- [INSTRUCTION] Your task is to reproduce the material exactly.

- [DATA EXTRACT]
[start]

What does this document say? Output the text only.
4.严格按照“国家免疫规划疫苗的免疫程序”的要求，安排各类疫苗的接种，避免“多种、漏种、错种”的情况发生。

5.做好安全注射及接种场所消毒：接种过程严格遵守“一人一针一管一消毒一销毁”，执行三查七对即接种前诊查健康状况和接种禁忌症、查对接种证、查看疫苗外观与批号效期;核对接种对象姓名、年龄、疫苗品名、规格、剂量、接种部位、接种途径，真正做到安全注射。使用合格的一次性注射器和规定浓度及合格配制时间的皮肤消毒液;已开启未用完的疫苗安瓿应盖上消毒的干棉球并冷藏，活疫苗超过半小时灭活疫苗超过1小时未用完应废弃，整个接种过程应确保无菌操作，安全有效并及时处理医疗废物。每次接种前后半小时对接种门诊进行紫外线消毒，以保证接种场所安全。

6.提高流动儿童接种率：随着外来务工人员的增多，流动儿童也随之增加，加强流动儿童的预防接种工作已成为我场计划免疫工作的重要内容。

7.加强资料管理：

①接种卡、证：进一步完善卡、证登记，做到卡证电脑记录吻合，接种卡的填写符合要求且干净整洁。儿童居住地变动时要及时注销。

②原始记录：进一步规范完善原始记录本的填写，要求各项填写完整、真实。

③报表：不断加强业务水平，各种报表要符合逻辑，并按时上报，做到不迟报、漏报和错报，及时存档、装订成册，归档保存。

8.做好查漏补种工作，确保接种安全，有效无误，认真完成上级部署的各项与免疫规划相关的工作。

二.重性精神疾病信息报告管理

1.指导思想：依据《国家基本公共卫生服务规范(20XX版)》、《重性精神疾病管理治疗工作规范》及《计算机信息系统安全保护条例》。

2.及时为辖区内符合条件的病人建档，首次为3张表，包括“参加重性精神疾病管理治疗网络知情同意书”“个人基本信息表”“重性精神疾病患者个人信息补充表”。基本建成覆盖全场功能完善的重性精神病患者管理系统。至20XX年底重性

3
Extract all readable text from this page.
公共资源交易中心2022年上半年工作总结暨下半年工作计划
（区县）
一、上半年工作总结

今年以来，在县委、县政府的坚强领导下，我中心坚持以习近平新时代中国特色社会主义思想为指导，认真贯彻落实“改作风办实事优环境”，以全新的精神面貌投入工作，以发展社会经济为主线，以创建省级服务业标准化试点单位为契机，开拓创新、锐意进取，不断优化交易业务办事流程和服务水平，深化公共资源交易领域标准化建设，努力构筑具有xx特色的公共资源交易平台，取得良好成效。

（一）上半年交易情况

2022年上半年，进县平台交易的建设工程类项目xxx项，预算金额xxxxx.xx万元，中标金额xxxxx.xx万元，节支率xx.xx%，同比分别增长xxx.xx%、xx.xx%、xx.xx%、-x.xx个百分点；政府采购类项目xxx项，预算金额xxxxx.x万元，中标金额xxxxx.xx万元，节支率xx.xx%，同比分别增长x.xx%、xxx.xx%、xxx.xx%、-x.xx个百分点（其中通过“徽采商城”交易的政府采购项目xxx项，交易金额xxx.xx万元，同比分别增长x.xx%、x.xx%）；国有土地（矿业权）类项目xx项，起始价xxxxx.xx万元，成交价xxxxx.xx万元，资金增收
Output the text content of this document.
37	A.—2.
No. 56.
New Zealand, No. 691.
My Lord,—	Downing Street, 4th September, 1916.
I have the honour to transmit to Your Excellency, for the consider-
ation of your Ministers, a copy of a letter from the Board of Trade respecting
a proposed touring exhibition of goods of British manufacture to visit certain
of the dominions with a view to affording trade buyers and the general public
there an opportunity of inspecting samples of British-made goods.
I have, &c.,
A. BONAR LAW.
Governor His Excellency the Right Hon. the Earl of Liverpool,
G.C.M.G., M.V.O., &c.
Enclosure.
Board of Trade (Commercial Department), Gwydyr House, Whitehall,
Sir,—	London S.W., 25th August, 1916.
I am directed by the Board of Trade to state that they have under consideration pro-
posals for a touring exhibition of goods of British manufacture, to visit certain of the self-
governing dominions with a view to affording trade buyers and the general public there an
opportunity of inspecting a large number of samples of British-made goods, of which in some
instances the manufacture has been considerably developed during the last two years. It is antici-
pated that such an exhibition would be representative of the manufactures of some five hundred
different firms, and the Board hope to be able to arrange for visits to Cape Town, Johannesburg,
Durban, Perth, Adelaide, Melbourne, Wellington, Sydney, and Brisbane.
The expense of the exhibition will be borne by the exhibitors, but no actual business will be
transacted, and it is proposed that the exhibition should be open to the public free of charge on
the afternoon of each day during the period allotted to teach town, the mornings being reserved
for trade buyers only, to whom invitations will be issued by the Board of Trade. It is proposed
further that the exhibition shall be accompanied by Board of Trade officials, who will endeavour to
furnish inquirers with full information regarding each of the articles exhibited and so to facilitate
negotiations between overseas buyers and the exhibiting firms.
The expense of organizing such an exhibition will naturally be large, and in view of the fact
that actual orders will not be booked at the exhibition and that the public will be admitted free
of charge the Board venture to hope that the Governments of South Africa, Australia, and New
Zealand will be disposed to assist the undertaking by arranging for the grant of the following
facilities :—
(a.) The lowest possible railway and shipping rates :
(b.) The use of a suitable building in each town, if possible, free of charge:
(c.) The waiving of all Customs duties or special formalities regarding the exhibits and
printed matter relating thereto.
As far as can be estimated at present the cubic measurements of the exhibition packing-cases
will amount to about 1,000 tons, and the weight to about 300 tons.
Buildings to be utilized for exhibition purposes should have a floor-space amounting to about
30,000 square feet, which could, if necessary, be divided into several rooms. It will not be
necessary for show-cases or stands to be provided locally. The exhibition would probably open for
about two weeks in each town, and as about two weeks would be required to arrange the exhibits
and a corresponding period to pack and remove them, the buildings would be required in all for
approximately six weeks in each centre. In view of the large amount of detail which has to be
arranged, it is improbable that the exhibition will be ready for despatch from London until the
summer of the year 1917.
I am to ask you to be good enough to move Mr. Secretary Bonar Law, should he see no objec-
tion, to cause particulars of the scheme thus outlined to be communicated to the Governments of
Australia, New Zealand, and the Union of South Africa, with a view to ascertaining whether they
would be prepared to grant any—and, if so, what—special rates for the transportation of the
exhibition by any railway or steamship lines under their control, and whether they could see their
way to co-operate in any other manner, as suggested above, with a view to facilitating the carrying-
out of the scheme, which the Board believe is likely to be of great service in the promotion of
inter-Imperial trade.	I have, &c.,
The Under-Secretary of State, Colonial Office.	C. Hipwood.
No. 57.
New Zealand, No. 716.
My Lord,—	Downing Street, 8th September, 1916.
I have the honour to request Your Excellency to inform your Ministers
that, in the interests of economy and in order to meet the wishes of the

[end]

- [EXERCISE OUTPUT]
What does this document say? Output the text only.
4.严格按照“国家免疫规划疫苗的免疫程序”的要求，安排各类疫苗的接种，避免“多种、漏种、错种”的情况发生。

5.做好安全注射及接种场所消毒：接种过程严格遵守“一人一针一管一消毒一销毁”，执行三查七对即接种前诊查健康状况和接种禁忌症、查对接种证、查看疫苗外观与批号效期;核对接种对象姓名、年龄、疫苗品名、规格、剂量、接种部位、接种途径，真正做到安全注射。使用合格的一次性注射器和规定浓度及合格配制时间的皮肤消毒液;已开启未用完的疫苗安瓿应盖上消毒的干棉球并冷藏，活疫苗超过半小时灭活疫苗超过1小时未用完应废弃，整个接种过程应确保无菌操作，安全有效并及时处理医疗废物。每次接种前后半小时对接种门诊进行紫外线消毒，以保证接种场所安全。

6.提高流动儿童接种率：随着外来务工人员的增多，流动儿童也随之增加，加强流动儿童的预防接种工作已成为我场计划免疫工作的重要内容。

7.加强资料管理：

①接种卡、证：进一步完善卡、证登记，做到卡证电脑记录吻合，接种卡的填写符合要求且干净整洁。儿童居住地变动时要及时注销。

②原始记录：进一步规范完善原始记录本的填写，要求各项填写完整、真实。

③报表：不断加强业务水平，各种报表要符合逻辑，并按时上报，做到不迟报、漏报和错报，及时存档、装订成册，归档保存。

8.做好查漏补种工作，确保接种安全，有效无误，认真完成上级部署的各项与免疫规划相关的工作。

二.重性精神疾病信息报告管理

1.指导思想：依据《国家基本公共卫生服务规范(20XX版)》、《重性精神疾病管理治疗工作规范》及《计算机信息系统安全保护条例》。

2.及时为辖区内符合条件的病人建档，首次为3张表，包括“参加重性精神疾病管理治疗网络知情同意书”“个人基本信息表”“重性精神疾病患者个人信息补充表”。基本建成覆盖全场功能完善的重性精神病患者管理系统。至20XX年底重性

3
Extract all readable text from this page.
公共资源交易中心2022年上半年工作总结暨下半年工作计划
（区县）
一、上半年工作总结

今年以来，在县委、县政府的坚强领导下，我中心坚持以习近平新时代中国特色社会主义思想为指导，认真贯彻落实“改作风办实事优环境”，以全新的精神面貌投入工作，以发展社会经济为主线，以创建省级服务业标准化试点单位为契机，开拓创新、锐意进取，不断优化交易业务办事流程和服务水平，深化公共资源交易领域标准化建设，努力构筑具有xx特色的公共资源交易平台，取得良好成效。

（一）上半年交易情况

2022年上半年，进县平台交易的建设工程类项目xxx项，预算金额xxxxx.xx万元，中标金额xxxxx.xx万元，节支率xx.xx%，同比分别增长xxx.xx%、xx.xx%、xx.xx%、-x.xx个百分点；政府采购类项目xxx项，预算金额xxxxx.x万元，中标金额xxxxx.xx万元，节支率xx.xx%，同比分别增长x.xx%、xxx.xx%、xxx.xx%、-x.xx个百分点（其中通过“徽采商城”交易的政府采购项目xxx项，交易金额xxx.xx万元，同比分别增长x.xx%、x.xx%）；国有土地（矿业权）类项目xx项，起始价xxxxx.xx万元，成交价xxxxx.xx万元，资金增收
Output the text content of this document.
37	A.—2.
No. 56.
New Zealand, No. 691.
My Lord,—	Downing Street, 4th September, 1916.
I have the honour to transmit to Your Excellency, for the consider-
ation of your Ministers, a copy of a letter from the Board of Trade respecting
a proposed touring exhibition of goods of British manufacture to visit certain
of the dominions with a view to affording trade buyers and the general public
there an opportunity of inspecting samples of British-made goods.
I have, &c.,
A. BONAR LAW.
Governor His Excellency the Right Hon. the Earl of Liverpool,
G.C.M.G., M.V.O., &c.
Enclosure.
Board of Trade (Commercial Department), Gwydyr House, Whitehall,
Sir,—	London S.W., 25th August, 1916.
I am directed by the Board of Trade to state that they have under consideration pro-
posals for a touring exhibition of goods of British manufacture, to visit certain of the self-
governing dominions with a view to affording trade buyers and the general public there an
opportunity of inspecting a large number of samples of British-made goods, of which in some
instances the manufacture has been considerably developed during the last two years. It is antici-
pated that such an exhibition would be representative of the manufactures of some five hundred
different firms, and the Board hope to be able to arrange for visits to Cape Town, Johannesburg,
Durban, Perth, Adelaide, Melbourne, Wellington, Sydney, and Brisbane.
The expense of the exhibition will be borne by the exhibitors, but no actual business will be
transacted, and it is proposed that the exhibition should be open to the public free of charge on
the afternoon of each day during the period allotted to teach town, the mornings being reserved
for trade buyers only, to whom invitations will be issued by the Board of Trade. It is proposed
further that the exhibition shall be accompanied by Board of Trade officials, who will endeavour to
furnish inquirers with full information regarding each of the articles exhibited and so to facilitate
negotiations between overseas buyers and the exhibiting firms.
The expense of organizing such an exhibition will naturally be large, and in view of the fact
that actual orders will not be booked at the exhibition and that the public will be admitted free
of charge the Board venture to hope that the Governments of South Africa, Australia, and New
Zealand will be disposed to assist the undertaking by arranging for the grant of the following
facilities :—
(a.) The lowest possible railway and shipping rates :
(b.) The use of a suitable building in each town, if possible, free of charge:
(c.) The waiving of all Customs duties or special formalities regarding the exhibits and
printed matter relating thereto.
As far as can be estimated at present the cubic measurements of the exhibition packing-cases
will amount to about 1,000 tons, and the weight to about 300 tons.
Buildings to be utilized for exhibition purposes should have a floor-space amounting to about
30,000 square feet, which could, if necessary, be divided into several rooms. It will not be
necessary for show-cases or stands to be provided locally. The exhibition would probably open for
about two weeks in each town, and as about two weeks would be required to arrange the exhibits
and a corresponding period to pack and remove them, the buildings would be required in all for
approximately six weeks in each centre. In view of the large amount of detail which has to be
arranged, it is improbable that the exhibition will be ready for despatch from London until the
summer of the year 1917.
I am to ask you to be good enough to move Mr. Secretary Bonar Law, should he see no objec-
tion, to cause particulars of the scheme thus outlined to be communicated to the Governments of
Australia, New Zealand, and the Union of South Africa, with a view to ascertaining whether they
would be prepared to grant any—and, if so, what—special rates for the transportation of the
exhibition by any railway or steamship lines under their control, and whether they could see their
way to co-operate in any other manner, as suggested above, with a view to facilitating the carrying-
out of the scheme, which the Board believe is likely to be of great service in the promotion of
inter-Imperial trade.	I have, &c.,
The Under-Secretary of State, Colonial Office.	C. Hipwood.
No. 57.
New Zealand, No. 716.
My Lord,—	Downing Street, 8th September, 1916.
I have the honour to request Your Excellency to inform your Ministers
that, in the interests of economy and in order to meet the wishes of the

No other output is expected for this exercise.